Problem to work on
Without the pictures, reproduce the records that follow exactly.

Supplied records

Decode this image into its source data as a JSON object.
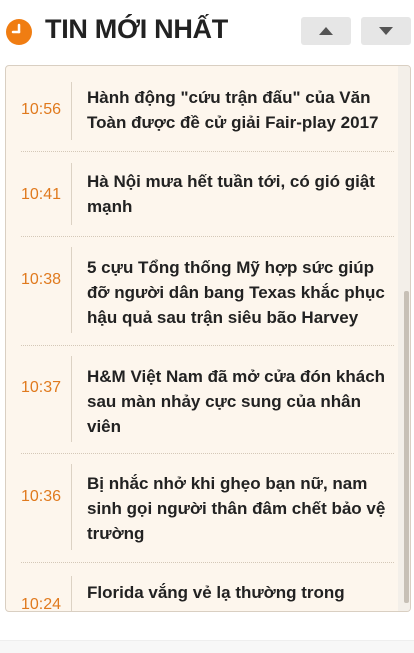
{
  "header": {
    "title": "TIN MỚI NHẤT",
    "icon": "clock-icon",
    "accent_color": "#f07d12",
    "prev_icon": "triangle-up-icon",
    "next_icon": "triangle-down-icon"
  },
  "news": {
    "items": [
      {
        "time": "10:56",
        "headline": "Hành động \"cứu trận đấu\" của Văn Toàn được đề cử giải Fair-play 2017"
      },
      {
        "time": "10:41",
        "headline": "Hà Nội mưa hết tuần tới, có gió giật mạnh"
      },
      {
        "time": "10:38",
        "headline": "5 cựu Tổng thống Mỹ hợp sức giúp đỡ người dân bang Texas khắc phục hậu quả sau trận siêu bão Harvey"
      },
      {
        "time": "10:37",
        "headline": "H&M Việt Nam đã mở cửa đón khách sau màn nhảy cực sung của nhân viên"
      },
      {
        "time": "10:36",
        "headline": "Bị nhắc nhở khi ghẹo bạn nữ, nam sinh gọi người thân đâm chết bảo vệ trường"
      },
      {
        "time": "10:24",
        "headline": "Florida vắng vẻ lạ thường trong"
      }
    ]
  }
}
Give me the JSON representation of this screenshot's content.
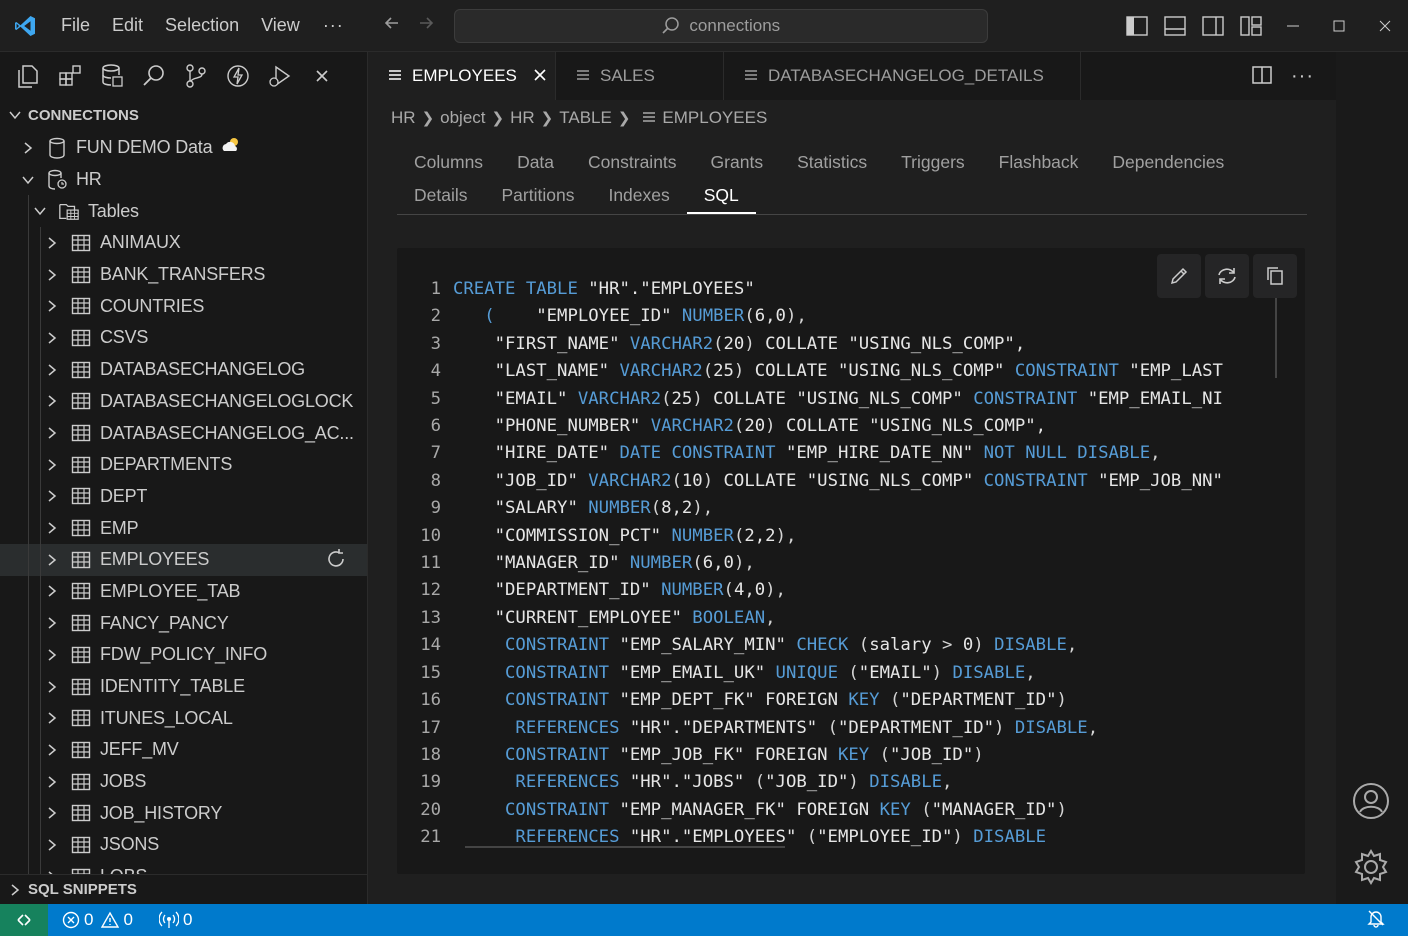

Result of the task
Decode this image into its source data as a JSON object.
{
  "header": {
    "title": "TIN MỚI NHẤT",
    "icon": "clock-icon",
    "accent_color": "#f07d12",
    "prev_icon": "triangle-up-icon",
    "next_icon": "triangle-down-icon"
  },
  "news": {
    "items": [
      {
        "time": "10:56",
        "headline": "Hành động \"cứu trận đấu\" của Văn Toàn được đề cử giải Fair-play 2017"
      },
      {
        "time": "10:41",
        "headline": "Hà Nội mưa hết tuần tới, có gió giật mạnh"
      },
      {
        "time": "10:38",
        "headline": "5 cựu Tổng thống Mỹ hợp sức giúp đỡ người dân bang Texas khắc phục hậu quả sau trận siêu bão Harvey"
      },
      {
        "time": "10:37",
        "headline": "H&M Việt Nam đã mở cửa đón khách sau màn nhảy cực sung của nhân viên"
      },
      {
        "time": "10:36",
        "headline": "Bị nhắc nhở khi ghẹo bạn nữ, nam sinh gọi người thân đâm chết bảo vệ trường"
      },
      {
        "time": "10:24",
        "headline": "Florida vắng vẻ lạ thường trong"
      }
    ]
  }
}
Give me the JSON representation of this screenshot's content.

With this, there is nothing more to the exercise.